RAW DATA:
============================================================
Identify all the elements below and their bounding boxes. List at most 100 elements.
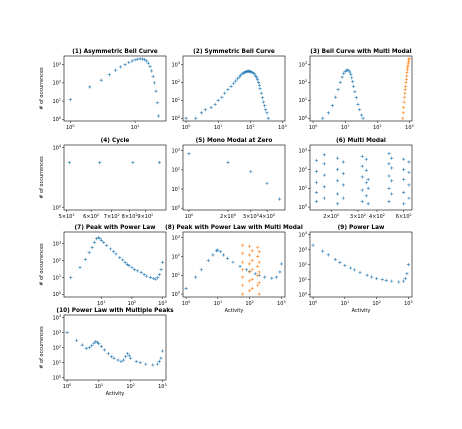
- y-tick-label: 101: [298, 276, 307, 283]
- data-point: [216, 98, 220, 102]
- data-point: [249, 170, 253, 174]
- x-tick-label: 103: [158, 383, 167, 390]
- x-tick-label: 101: [341, 300, 350, 307]
- data-point: [406, 65, 410, 69]
- data-point: [118, 256, 122, 260]
- data-point: [113, 68, 118, 72]
- data-point: [213, 102, 217, 106]
- data-point: [321, 249, 325, 253]
- subplot-7: (7) Peak with Power Law 101 102 103 100 101 10…: [39, 225, 167, 307]
- data-point: [401, 116, 405, 120]
- data-point: [390, 192, 394, 196]
- x-tick-label: 3×100: [243, 213, 259, 220]
- data-point: [360, 188, 364, 192]
- subplot-1: (1) Asymmetric Bell Curve 100 101 100 101 102…: [39, 49, 167, 131]
- x-tick-label: 4×100: [259, 213, 275, 220]
- x-tick-label: 5×102: [59, 213, 75, 220]
- data-point: [240, 243, 245, 247]
- data-point: [322, 196, 326, 200]
- subplot-10: (10) Power Law with Multiple Peaks 100 101…: [39, 308, 174, 397]
- axes-frame: [63, 144, 167, 211]
- y-tick-label: 101: [52, 359, 61, 366]
- y-tick-label: 101: [171, 97, 180, 104]
- data-point: [157, 161, 162, 165]
- y-tick-label: 101: [171, 272, 180, 279]
- y-tick-label: 103: [298, 246, 307, 253]
- data-point: [157, 359, 161, 364]
- subplot-title: (6) Multi Modal: [336, 138, 386, 144]
- data-point: [121, 358, 126, 362]
- x-tick-label: 100: [309, 300, 318, 307]
- data-point: [214, 249, 218, 253]
- series: [69, 235, 165, 281]
- series: [68, 57, 161, 118]
- data-point: [266, 116, 270, 120]
- data-point: [407, 56, 411, 61]
- data-point: [265, 111, 269, 115]
- data-point: [142, 58, 147, 62]
- data-point: [264, 108, 268, 112]
- data-point: [401, 279, 406, 283]
- data-point: [256, 78, 260, 82]
- data-point: [402, 190, 406, 195]
- data-point: [98, 161, 102, 165]
- data-point: [405, 68, 409, 72]
- data-point: [125, 262, 129, 266]
- data-point: [314, 181, 319, 185]
- x-tick-label: 100: [66, 124, 75, 131]
- data-point: [402, 100, 406, 104]
- data-point: [403, 91, 407, 95]
- data-point: [359, 113, 364, 117]
- series: [401, 56, 411, 120]
- data-point: [333, 95, 338, 99]
- data-point: [322, 162, 326, 166]
- x-tick-label: 102: [372, 300, 381, 307]
- data-point: [260, 96, 265, 100]
- data-point: [406, 263, 410, 267]
- x-tick-label: 100: [63, 383, 72, 390]
- data-point: [357, 108, 362, 112]
- y-tick-label: 101: [52, 98, 61, 105]
- x-tick-label: 101: [341, 124, 350, 131]
- y-tick-label: 100: [171, 205, 180, 212]
- x-tick-label: 103: [278, 124, 287, 131]
- data-point: [80, 343, 84, 347]
- data-point: [256, 254, 260, 259]
- data-point: [107, 73, 111, 77]
- axes-frame: [182, 144, 286, 211]
- data-point: [351, 84, 356, 89]
- data-point: [341, 172, 345, 176]
- x-axis-label: Activity: [352, 308, 371, 314]
- subplot-5: (5) Mono Modal at Zero 100 2×100 3×100 4×100…: [171, 138, 286, 220]
- data-point: [226, 87, 230, 92]
- data-point: [106, 352, 111, 356]
- data-point: [250, 277, 254, 282]
- data-point: [364, 157, 368, 161]
- series: [240, 243, 261, 296]
- data-point: [152, 81, 157, 85]
- data-point: [223, 91, 227, 95]
- data-point: [330, 104, 335, 108]
- axes-frame: [63, 314, 167, 381]
- data-point: [231, 260, 235, 264]
- data-point: [406, 61, 410, 65]
- x-tick-label: 8×102: [122, 213, 138, 220]
- x-axis-label: Activity: [106, 391, 125, 397]
- subplot-title: (5) Mono Modal at Zero: [196, 138, 273, 144]
- data-point: [340, 75, 344, 79]
- y-tick-label: 103: [298, 61, 307, 68]
- subplot-8: (8) Peak with Power Law with Multi Modal…: [165, 225, 303, 314]
- data-point: [127, 353, 131, 358]
- data-point: [146, 61, 150, 65]
- data-point: [326, 253, 330, 257]
- data-point: [321, 116, 325, 120]
- data-point: [370, 275, 374, 279]
- data-point: [354, 96, 358, 100]
- data-point: [248, 244, 252, 248]
- data-point: [78, 265, 82, 269]
- data-point: [248, 262, 252, 266]
- data-point: [240, 251, 245, 255]
- data-point: [240, 268, 245, 272]
- y-tick-label: 102: [52, 79, 61, 86]
- x-tick-label: 2×100: [220, 213, 236, 220]
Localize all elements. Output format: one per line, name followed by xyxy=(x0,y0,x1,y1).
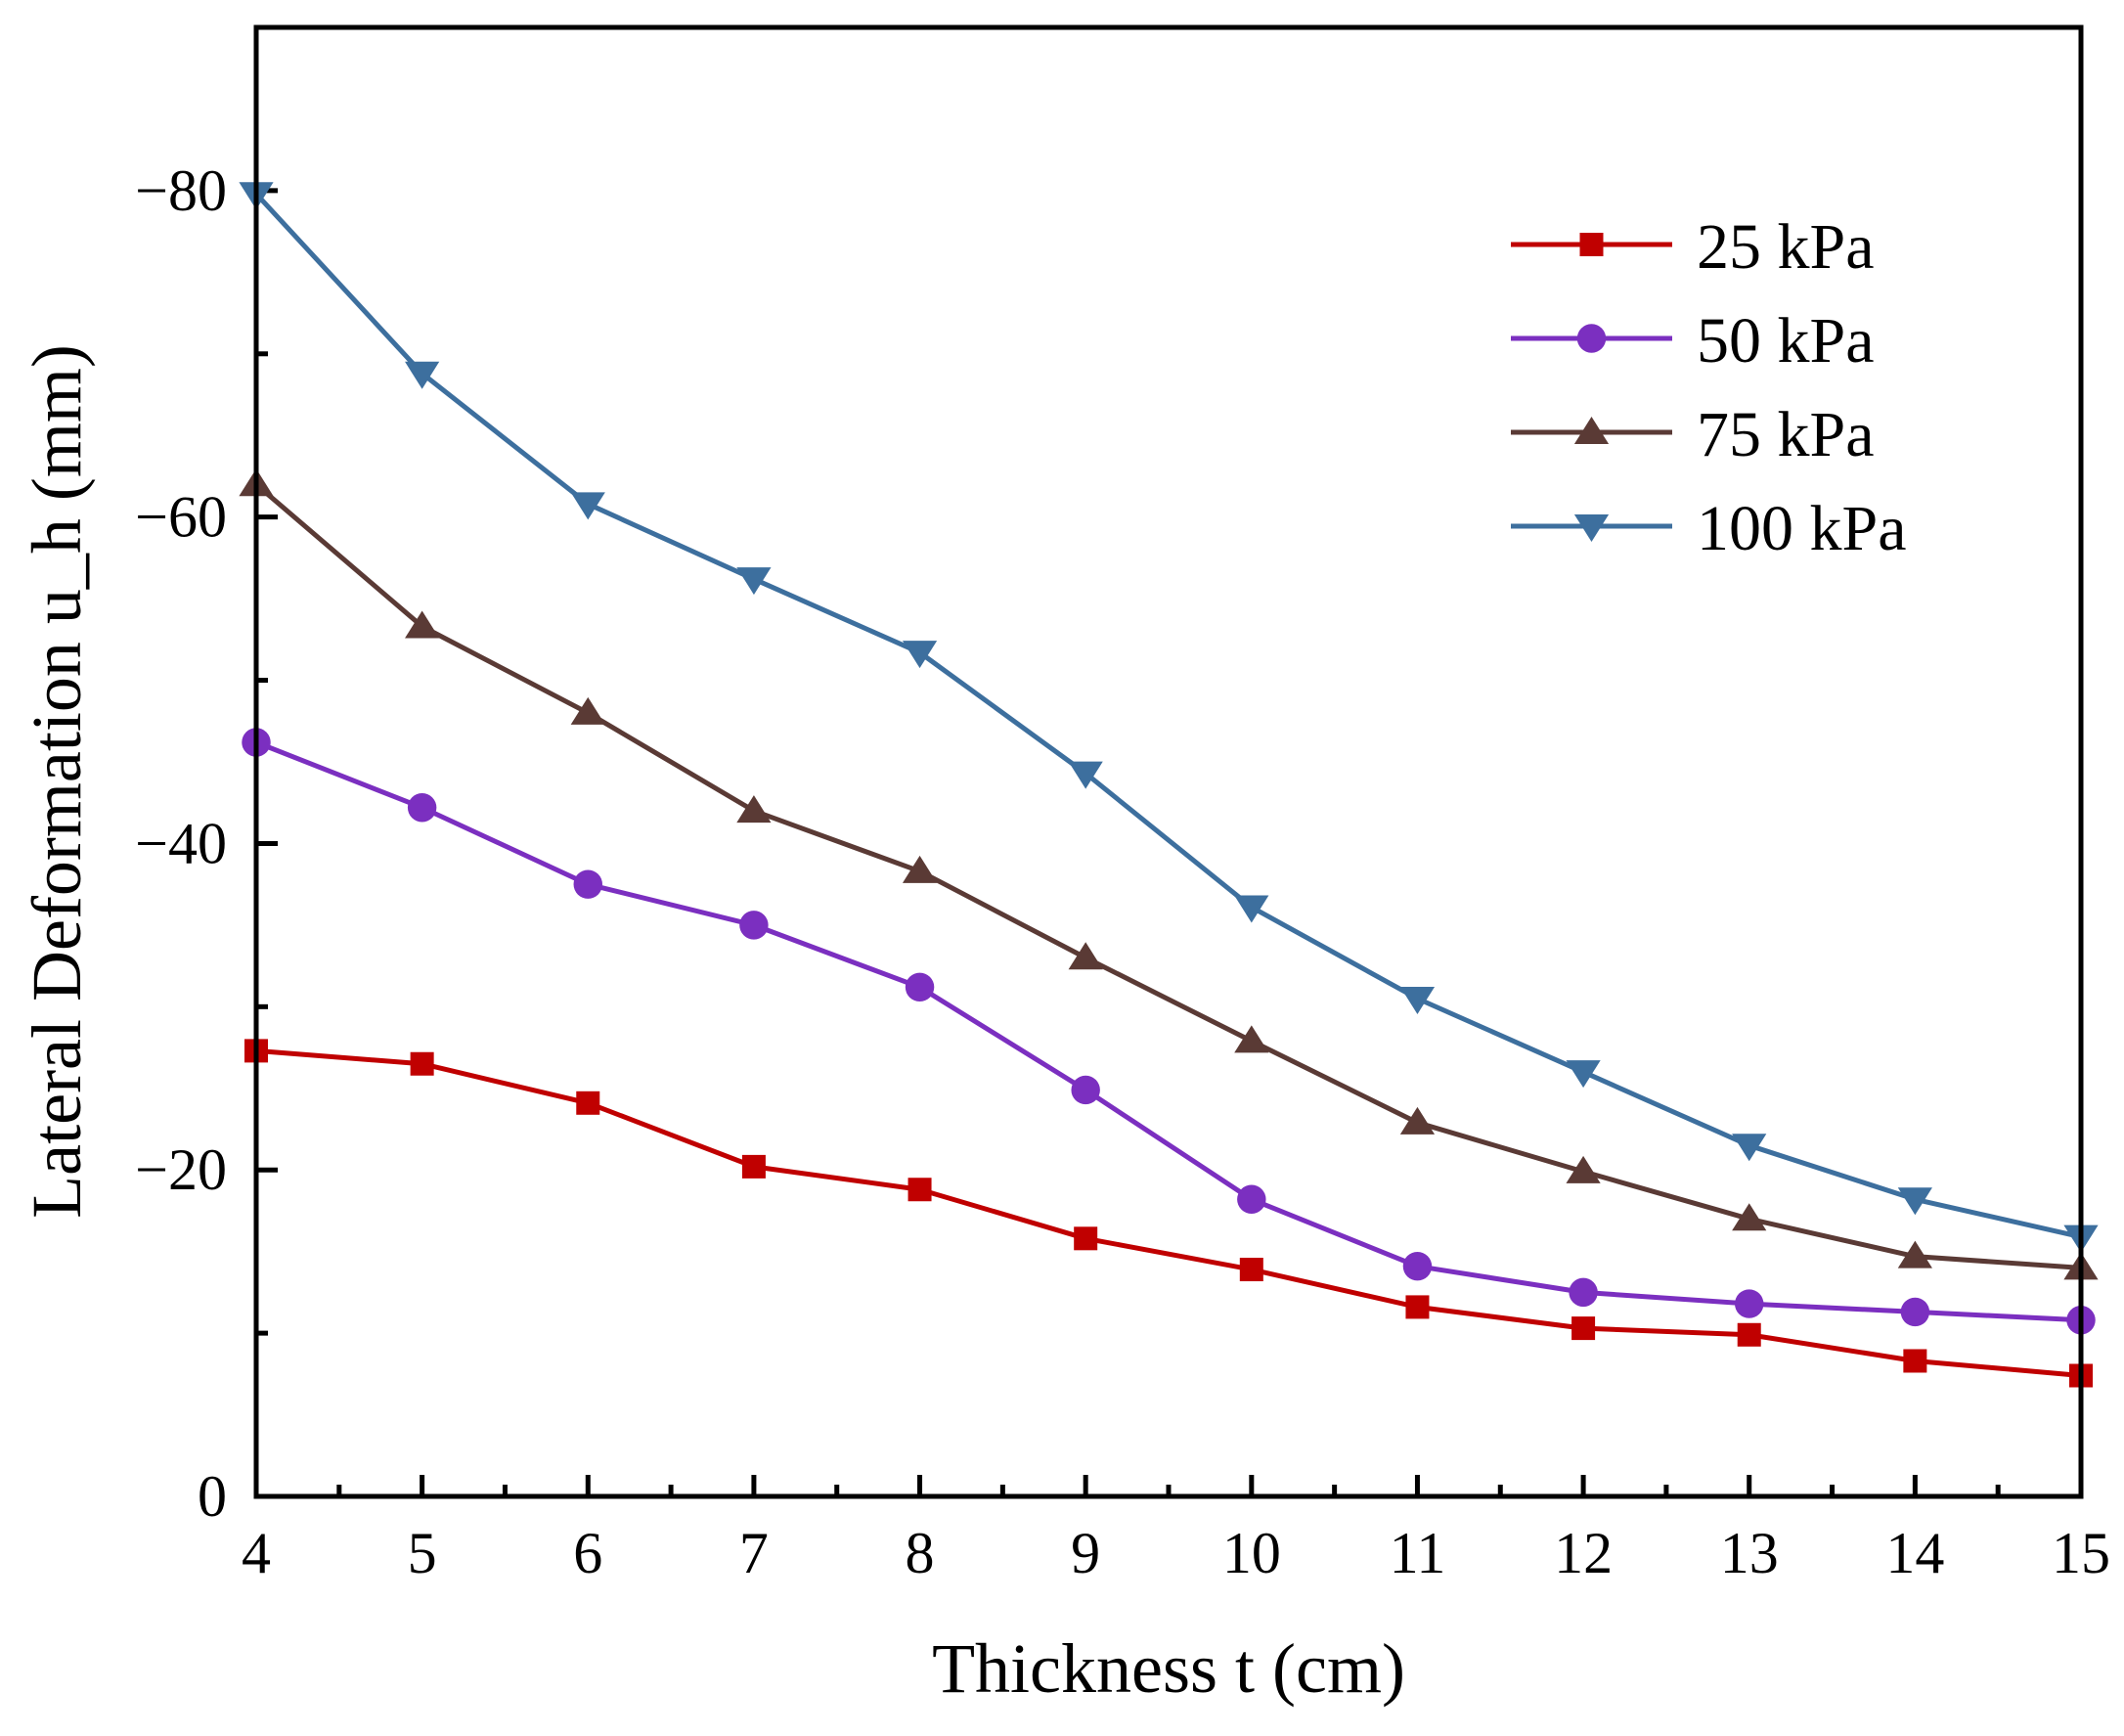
legend-marker xyxy=(1573,417,1610,444)
data-point xyxy=(741,1154,766,1179)
legend-marker xyxy=(1576,324,1607,353)
series-line xyxy=(254,192,2082,1240)
legend-item: 75 kPa xyxy=(1511,399,1875,470)
data-point xyxy=(1402,1251,1433,1281)
y-tick-label: −60 xyxy=(135,485,227,550)
data-point xyxy=(405,610,440,639)
x-axis-ticks: 4 5 6 7 8 9 10 11 12 13 14 15 xyxy=(242,1475,2110,1585)
data-point xyxy=(1897,1187,1932,1216)
x-tick-label: 4 xyxy=(242,1521,271,1585)
legend-label: 75 kPa xyxy=(1697,399,1875,470)
data-point xyxy=(1399,1106,1436,1135)
data-point xyxy=(576,1091,600,1115)
data-point xyxy=(1068,942,1103,970)
y-axis-ticks: 0 −20 −40 −60 −80 xyxy=(135,24,278,1529)
data-point xyxy=(1732,1203,1767,1231)
legend-label: 25 kPa xyxy=(1697,211,1875,283)
y-tick-label: 0 xyxy=(198,1464,227,1529)
data-point xyxy=(570,492,605,520)
x-tick-label: 14 xyxy=(1885,1521,1944,1585)
data-point xyxy=(1735,1289,1764,1318)
series-layer xyxy=(239,182,2099,1388)
legend: 25 kPa 50 kPa 75 kPa 100 kPa xyxy=(1511,211,1907,564)
data-point xyxy=(1897,1240,1932,1269)
data-point xyxy=(1571,1316,1596,1341)
data-point xyxy=(1074,1226,1098,1251)
data-point xyxy=(1234,1025,1269,1053)
series-25-kpa xyxy=(244,1039,2093,1388)
series-100-kpa xyxy=(239,182,2099,1253)
data-point xyxy=(1237,1184,1266,1214)
legend-marker xyxy=(1573,514,1610,542)
legend-item: 50 kPa xyxy=(1511,305,1875,377)
legend-label: 50 kPa xyxy=(1697,305,1875,377)
data-point xyxy=(410,1051,434,1076)
data-point xyxy=(1566,1155,1601,1183)
x-tick-label: 12 xyxy=(1554,1521,1613,1585)
legend-item: 25 kPa xyxy=(1511,211,1875,283)
y-tick-label: −80 xyxy=(135,158,227,223)
series-line xyxy=(255,1047,2082,1378)
data-point xyxy=(1569,1277,1598,1308)
data-point xyxy=(907,1178,932,1202)
data-point xyxy=(405,361,440,389)
data-point xyxy=(1737,1322,1761,1347)
x-tick-label: 10 xyxy=(1222,1521,1281,1585)
data-point xyxy=(1405,1295,1430,1319)
data-point xyxy=(1900,1297,1930,1327)
y-tick-label: −40 xyxy=(135,811,227,875)
plot-area-frame xyxy=(253,24,2084,1499)
data-point xyxy=(739,911,769,940)
y-tick-label: −20 xyxy=(135,1137,227,1202)
data-point xyxy=(736,795,772,823)
series-75-kpa xyxy=(239,468,2099,1280)
data-point xyxy=(1566,1060,1601,1089)
legend-label: 100 kPa xyxy=(1697,493,1907,564)
x-tick-label: 7 xyxy=(739,1521,769,1585)
data-point xyxy=(1732,1134,1767,1162)
x-tick-label: 15 xyxy=(2052,1521,2110,1585)
y-axis-label: Lateral Deformation u_h (mm) xyxy=(18,344,96,1219)
data-point xyxy=(1234,895,1269,923)
legend-item: 100 kPa xyxy=(1511,493,1907,564)
data-point xyxy=(1068,761,1103,789)
data-point xyxy=(1239,1258,1263,1282)
data-point xyxy=(736,567,772,596)
data-point xyxy=(570,696,605,725)
series-line xyxy=(255,739,2082,1323)
x-tick-label: 6 xyxy=(573,1521,602,1585)
x-tick-label: 5 xyxy=(408,1521,437,1585)
data-point xyxy=(1903,1349,1927,1373)
data-point xyxy=(407,793,437,823)
x-tick-label: 11 xyxy=(1390,1521,1446,1585)
data-point xyxy=(905,972,935,1002)
legend-marker xyxy=(1579,233,1604,256)
data-point xyxy=(902,855,938,883)
series-line xyxy=(254,482,2082,1270)
x-tick-label: 13 xyxy=(1720,1521,1779,1585)
data-point xyxy=(902,641,938,669)
data-point xyxy=(1399,986,1436,1014)
data-point xyxy=(1071,1075,1100,1105)
x-tick-label: 9 xyxy=(1071,1521,1100,1585)
x-axis-label: Thickness t (cm) xyxy=(932,1629,1405,1708)
x-tick-label: 8 xyxy=(906,1521,935,1585)
data-point xyxy=(573,869,602,899)
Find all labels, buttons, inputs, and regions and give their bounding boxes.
============================================================
EXERCISE:
Please give the lines of the records above, from the line with "- y-tick-label: 101: [298, 276, 307, 283]" to the line with "- x-tick-label: 4×100: [259, 213, 275, 220]", both included, as a JSON list of strings with one string per line and blank lines left out.

TASK RESPONSE:
[
  "- y-tick-label: 101: [298, 276, 307, 283]",
  "- data-point: [216, 98, 220, 102]",
  "- data-point: [249, 170, 253, 174]",
  "- x-tick-label: 103: [158, 383, 167, 390]",
  "- x-tick-label: 101: [341, 300, 350, 307]",
  "- data-point: [406, 65, 410, 69]",
  "- data-point: [118, 256, 122, 260]",
  "- data-point: [113, 68, 118, 72]",
  "- data-point: [213, 102, 217, 106]",
  "- data-point: [321, 249, 325, 253]",
  "- subplot-7: (7) Peak with Power Law 101 102 103 100 101 10…: [39, 225, 167, 307]",
  "- data-point: [401, 116, 405, 120]",
  "- data-point: [390, 192, 394, 196]",
  "- x-tick-label: 3×100: [243, 213, 259, 220]",
  "- data-point: [360, 188, 364, 192]",
  "- subplot-1: (1) Asymmetric Bell Curve 100 101 100 101 102…: [39, 49, 167, 131]",
  "- x-tick-label: 4×100: [259, 213, 275, 220]"
]